### Exercise directions
Output the data that follows exactly, line for line.

[start of Dataset]

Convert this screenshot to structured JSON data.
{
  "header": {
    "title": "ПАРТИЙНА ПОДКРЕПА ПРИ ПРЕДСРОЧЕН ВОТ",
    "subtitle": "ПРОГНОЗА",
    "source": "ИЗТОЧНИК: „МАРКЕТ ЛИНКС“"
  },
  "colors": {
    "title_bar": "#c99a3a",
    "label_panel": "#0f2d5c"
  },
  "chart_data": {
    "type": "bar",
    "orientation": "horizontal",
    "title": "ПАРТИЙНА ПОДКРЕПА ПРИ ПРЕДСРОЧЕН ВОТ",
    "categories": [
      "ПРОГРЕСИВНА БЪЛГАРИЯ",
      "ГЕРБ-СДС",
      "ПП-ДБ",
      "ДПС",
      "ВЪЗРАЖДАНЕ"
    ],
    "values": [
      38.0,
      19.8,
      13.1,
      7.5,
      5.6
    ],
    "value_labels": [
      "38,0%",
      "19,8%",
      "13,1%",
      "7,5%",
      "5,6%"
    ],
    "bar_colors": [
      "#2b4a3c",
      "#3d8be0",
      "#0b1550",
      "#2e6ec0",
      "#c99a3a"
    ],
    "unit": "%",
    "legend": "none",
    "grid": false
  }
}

[end of Dataset]

### The completed task
Convert this screenshot to structured JSON data.
{
  "header": {
    "title": "ПАРТИЙНА ПОДКРЕПА ПРИ ПРЕДСРОЧЕН ВОТ",
    "subtitle": "ПРОГНОЗА",
    "source": "ИЗТОЧНИК: „МАРКЕТ ЛИНКС“"
  },
  "colors": {
    "title_bar": "#c99a3a",
    "label_panel": "#0f2d5c"
  },
  "chart_data": {
    "type": "bar",
    "orientation": "horizontal",
    "title": "ПАРТИЙНА ПОДКРЕПА ПРИ ПРЕДСРОЧЕН ВОТ",
    "categories": [
      "ПРОГРЕСИВНА БЪЛГАРИЯ",
      "ГЕРБ-СДС",
      "ПП-ДБ",
      "ДПС",
      "ВЪЗРАЖДАНЕ"
    ],
    "values": [
      38.0,
      19.8,
      13.1,
      7.5,
      5.6
    ],
    "value_labels": [
      "38,0%",
      "19,8%",
      "13,1%",
      "7,5%",
      "5,6%"
    ],
    "bar_colors": [
      "#2b4a3c",
      "#3d8be0",
      "#0b1550",
      "#2e6ec0",
      "#c99a3a"
    ],
    "unit": "%",
    "legend": "none",
    "grid": false
  }
}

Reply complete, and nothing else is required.